### Exercise goal
Output the full listing word for word.

________________________

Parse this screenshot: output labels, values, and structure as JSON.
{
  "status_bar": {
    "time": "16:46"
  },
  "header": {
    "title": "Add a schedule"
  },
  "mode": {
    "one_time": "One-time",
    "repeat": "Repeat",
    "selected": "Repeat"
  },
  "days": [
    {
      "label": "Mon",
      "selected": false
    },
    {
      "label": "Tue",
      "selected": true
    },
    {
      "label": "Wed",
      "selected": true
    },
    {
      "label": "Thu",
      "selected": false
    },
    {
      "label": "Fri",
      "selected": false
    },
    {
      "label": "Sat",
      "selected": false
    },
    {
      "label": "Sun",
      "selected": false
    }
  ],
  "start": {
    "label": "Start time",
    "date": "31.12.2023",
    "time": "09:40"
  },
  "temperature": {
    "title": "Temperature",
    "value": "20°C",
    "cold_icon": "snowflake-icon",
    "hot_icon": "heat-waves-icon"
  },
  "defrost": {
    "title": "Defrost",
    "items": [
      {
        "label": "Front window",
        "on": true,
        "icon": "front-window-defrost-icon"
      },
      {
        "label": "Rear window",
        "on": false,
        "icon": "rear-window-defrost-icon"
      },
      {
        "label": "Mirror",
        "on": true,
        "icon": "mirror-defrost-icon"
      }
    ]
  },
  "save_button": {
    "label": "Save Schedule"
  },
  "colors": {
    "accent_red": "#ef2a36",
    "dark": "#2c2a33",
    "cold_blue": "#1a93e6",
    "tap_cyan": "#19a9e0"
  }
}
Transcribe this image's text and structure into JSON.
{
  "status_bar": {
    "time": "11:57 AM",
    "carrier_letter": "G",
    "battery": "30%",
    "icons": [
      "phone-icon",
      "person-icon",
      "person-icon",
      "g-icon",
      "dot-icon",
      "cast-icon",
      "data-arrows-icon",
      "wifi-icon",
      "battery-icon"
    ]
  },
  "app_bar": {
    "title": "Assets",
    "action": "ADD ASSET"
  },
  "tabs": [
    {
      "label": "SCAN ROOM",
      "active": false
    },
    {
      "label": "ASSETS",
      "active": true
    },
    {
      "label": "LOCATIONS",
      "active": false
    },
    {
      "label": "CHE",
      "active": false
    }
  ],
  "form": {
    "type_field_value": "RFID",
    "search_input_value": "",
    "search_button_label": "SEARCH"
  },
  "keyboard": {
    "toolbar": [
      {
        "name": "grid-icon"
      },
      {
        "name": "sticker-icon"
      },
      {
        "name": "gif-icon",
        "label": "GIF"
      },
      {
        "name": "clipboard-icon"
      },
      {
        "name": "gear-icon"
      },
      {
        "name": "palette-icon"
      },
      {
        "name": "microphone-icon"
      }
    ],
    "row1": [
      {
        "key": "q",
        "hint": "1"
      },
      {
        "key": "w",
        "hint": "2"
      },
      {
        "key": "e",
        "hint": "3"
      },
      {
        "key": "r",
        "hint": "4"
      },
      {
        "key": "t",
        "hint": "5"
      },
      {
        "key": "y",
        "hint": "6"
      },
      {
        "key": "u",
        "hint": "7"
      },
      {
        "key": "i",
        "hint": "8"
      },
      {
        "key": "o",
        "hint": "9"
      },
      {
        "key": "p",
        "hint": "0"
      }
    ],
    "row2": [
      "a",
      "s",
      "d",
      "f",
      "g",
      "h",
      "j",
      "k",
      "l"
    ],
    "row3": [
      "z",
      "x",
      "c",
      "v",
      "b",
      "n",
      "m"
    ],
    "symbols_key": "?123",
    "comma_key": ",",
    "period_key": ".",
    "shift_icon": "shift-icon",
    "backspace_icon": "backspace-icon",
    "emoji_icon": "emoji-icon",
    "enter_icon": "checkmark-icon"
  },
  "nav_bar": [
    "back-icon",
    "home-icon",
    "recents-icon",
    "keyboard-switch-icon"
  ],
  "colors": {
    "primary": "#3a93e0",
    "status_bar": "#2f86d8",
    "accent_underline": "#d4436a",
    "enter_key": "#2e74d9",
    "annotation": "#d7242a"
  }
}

________________________

### Output
Parse this screenshot: output labels, values, and structure as JSON.
{
  "status_bar": {
    "time": "16:46"
  },
  "header": {
    "title": "Add a schedule"
  },
  "mode": {
    "one_time": "One-time",
    "repeat": "Repeat",
    "selected": "Repeat"
  },
  "days": [
    {
      "label": "Mon",
      "selected": false
    },
    {
      "label": "Tue",
      "selected": true
    },
    {
      "label": "Wed",
      "selected": true
    },
    {
      "label": "Thu",
      "selected": false
    },
    {
      "label": "Fri",
      "selected": false
    },
    {
      "label": "Sat",
      "selected": false
    },
    {
      "label": "Sun",
      "selected": false
    }
  ],
  "start": {
    "label": "Start time",
    "date": "31.12.2023",
    "time": "09:40"
  },
  "temperature": {
    "title": "Temperature",
    "value": "20°C",
    "cold_icon": "snowflake-icon",
    "hot_icon": "heat-waves-icon"
  },
  "defrost": {
    "title": "Defrost",
    "items": [
      {
        "label": "Front window",
        "on": true,
        "icon": "front-window-defrost-icon"
      },
      {
        "label": "Rear window",
        "on": false,
        "icon": "rear-window-defrost-icon"
      },
      {
        "label": "Mirror",
        "on": true,
        "icon": "mirror-defrost-icon"
      }
    ]
  },
  "save_button": {
    "label": "Save Schedule"
  },
  "colors": {
    "accent_red": "#ef2a36",
    "dark": "#2c2a33",
    "cold_blue": "#1a93e6",
    "tap_cyan": "#19a9e0"
  }
}
Transcribe this image's text and structure into JSON.
{
  "status_bar": {
    "time": "11:57 AM",
    "carrier_letter": "G",
    "battery": "30%",
    "icons": [
      "phone-icon",
      "person-icon",
      "person-icon",
      "g-icon",
      "dot-icon",
      "cast-icon",
      "data-arrows-icon",
      "wifi-icon",
      "battery-icon"
    ]
  },
  "app_bar": {
    "title": "Assets",
    "action": "ADD ASSET"
  },
  "tabs": [
    {
      "label": "SCAN ROOM",
      "active": false
    },
    {
      "label": "ASSETS",
      "active": true
    },
    {
      "label": "LOCATIONS",
      "active": false
    },
    {
      "label": "CHE",
      "active": false
    }
  ],
  "form": {
    "type_field_value": "RFID",
    "search_input_value": "",
    "search_button_label": "SEARCH"
  },
  "keyboard": {
    "toolbar": [
      {
        "name": "grid-icon"
      },
      {
        "name": "sticker-icon"
      },
      {
        "name": "gif-icon",
        "label": "GIF"
      },
      {
        "name": "clipboard-icon"
      },
      {
        "name": "gear-icon"
      },
      {
        "name": "palette-icon"
      },
      {
        "name": "microphone-icon"
      }
    ],
    "row1": [
      {
        "key": "q",
        "hint": "1"
      },
      {
        "key": "w",
        "hint": "2"
      },
      {
        "key": "e",
        "hint": "3"
      },
      {
        "key": "r",
        "hint": "4"
      },
      {
        "key": "t",
        "hint": "5"
      },
      {
        "key": "y",
        "hint": "6"
      },
      {
        "key": "u",
        "hint": "7"
      },
      {
        "key": "i",
        "hint": "8"
      },
      {
        "key": "o",
        "hint": "9"
      },
      {
        "key": "p",
        "hint": "0"
      }
    ],
    "row2": [
      "a",
      "s",
      "d",
      "f",
      "g",
      "h",
      "j",
      "k",
      "l"
    ],
    "row3": [
      "z",
      "x",
      "c",
      "v",
      "b",
      "n",
      "m"
    ],
    "symbols_key": "?123",
    "comma_key": ",",
    "period_key": ".",
    "shift_icon": "shift-icon",
    "backspace_icon": "backspace-icon",
    "emoji_icon": "emoji-icon",
    "enter_icon": "checkmark-icon"
  },
  "nav_bar": [
    "back-icon",
    "home-icon",
    "recents-icon",
    "keyboard-switch-icon"
  ],
  "colors": {
    "primary": "#3a93e0",
    "status_bar": "#2f86d8",
    "accent_underline": "#d4436a",
    "enter_key": "#2e74d9",
    "annotation": "#d7242a"
  }
}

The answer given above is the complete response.